TEXTE PROPOSÉ
Ces chiffres se fondent sur trois hypothèses, qu’il est utile de rappeler : primo, les mesures en matière de santé publique seront maintenues au cours des 12 à 18 prochains mois; secundo, les mesures de soutien liées à la COVID seront retirées dans les délais prévus — c’est très incertain et tout dépend de la première hypothèse, n’est-ce pas? —; tertio, la politique monétaire restera semblable, ou, autrement dit, les taux d’intérêt demeureront bas.

Le directeur parlementaire du budget prévoit que le PIB réel atteindra son niveau d’avant la crise d’ici le début de 2021. Cependant, on note que les bouleversements des prix du pétrole et la COVID-19 laisseront des séquelles permanentes sur l’économie canadienne, ce qui me ramène à mes observations sur le déficit courant provenant de notre secteur de l’énergie.

Le ratio fédéral dette-PIB atteindra un sommet de 48,3 % en 2022-2023, alors qu’il était de 18,3 % en 2019, soit une hausse de 30 points de pourcentage. Le ratio prévu augmentera avant de redescendre à moyen terme. Cela est attribuable à l’expiration, espérons-le, des mesures adoptées dans les sept derniers projets de loi qui nous ont été soumis.

Je souligne que le rapport présenté la semaine dernière par le directeur parlementaire du budget ne tient pas compte des mesures figurant dans le discours du Trône. Cette question a été abordée avec la ministre aujourd’hui.

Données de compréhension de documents
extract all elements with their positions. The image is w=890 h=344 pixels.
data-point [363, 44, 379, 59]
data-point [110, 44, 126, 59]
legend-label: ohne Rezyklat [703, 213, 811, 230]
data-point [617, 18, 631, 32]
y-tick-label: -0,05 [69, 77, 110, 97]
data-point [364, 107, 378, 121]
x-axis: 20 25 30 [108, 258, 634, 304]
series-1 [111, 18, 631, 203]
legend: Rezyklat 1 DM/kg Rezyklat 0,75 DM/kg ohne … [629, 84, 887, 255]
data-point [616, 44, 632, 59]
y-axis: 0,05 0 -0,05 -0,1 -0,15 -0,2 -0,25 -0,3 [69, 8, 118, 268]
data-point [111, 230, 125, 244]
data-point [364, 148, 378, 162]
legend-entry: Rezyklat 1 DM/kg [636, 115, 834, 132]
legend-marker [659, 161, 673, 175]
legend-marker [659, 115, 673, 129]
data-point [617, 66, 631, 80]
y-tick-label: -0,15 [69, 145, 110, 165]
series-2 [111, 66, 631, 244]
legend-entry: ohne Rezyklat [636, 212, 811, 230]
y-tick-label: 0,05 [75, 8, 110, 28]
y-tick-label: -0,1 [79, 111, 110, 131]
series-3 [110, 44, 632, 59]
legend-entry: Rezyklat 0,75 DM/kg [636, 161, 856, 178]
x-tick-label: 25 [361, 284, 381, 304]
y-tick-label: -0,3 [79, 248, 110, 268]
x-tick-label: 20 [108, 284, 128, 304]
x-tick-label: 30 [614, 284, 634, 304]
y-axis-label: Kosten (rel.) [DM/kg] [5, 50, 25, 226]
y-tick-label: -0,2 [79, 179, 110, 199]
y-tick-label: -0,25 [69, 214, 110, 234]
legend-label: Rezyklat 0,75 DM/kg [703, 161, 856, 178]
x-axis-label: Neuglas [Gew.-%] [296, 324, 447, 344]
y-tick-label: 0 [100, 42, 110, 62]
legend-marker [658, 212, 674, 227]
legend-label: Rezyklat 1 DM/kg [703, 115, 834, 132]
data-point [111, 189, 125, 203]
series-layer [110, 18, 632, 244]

ÉNONCÉ DU PROBLÈME
Dans le texte proposé, pourriez-vous réécrire sous forme de liste le paragraphe qui commence par « Le ratio fédéral dette-PIB », en conservant ses faits principaux ?

PARTIE RÉPONSE
- Le ratio fédéral dette-PIB atteindra un sommet de 48,3 % en 2022-2023, contre 18,3 % en 2019, soit une hausse de 30 points de pourcentage.
- Le ratio prévu augmentera, puis redescendra à moyen terme.
- Cette évolution est attribuable à l'expiration, espérée, des mesures adoptées dans les sept derniers projets de loi soumis.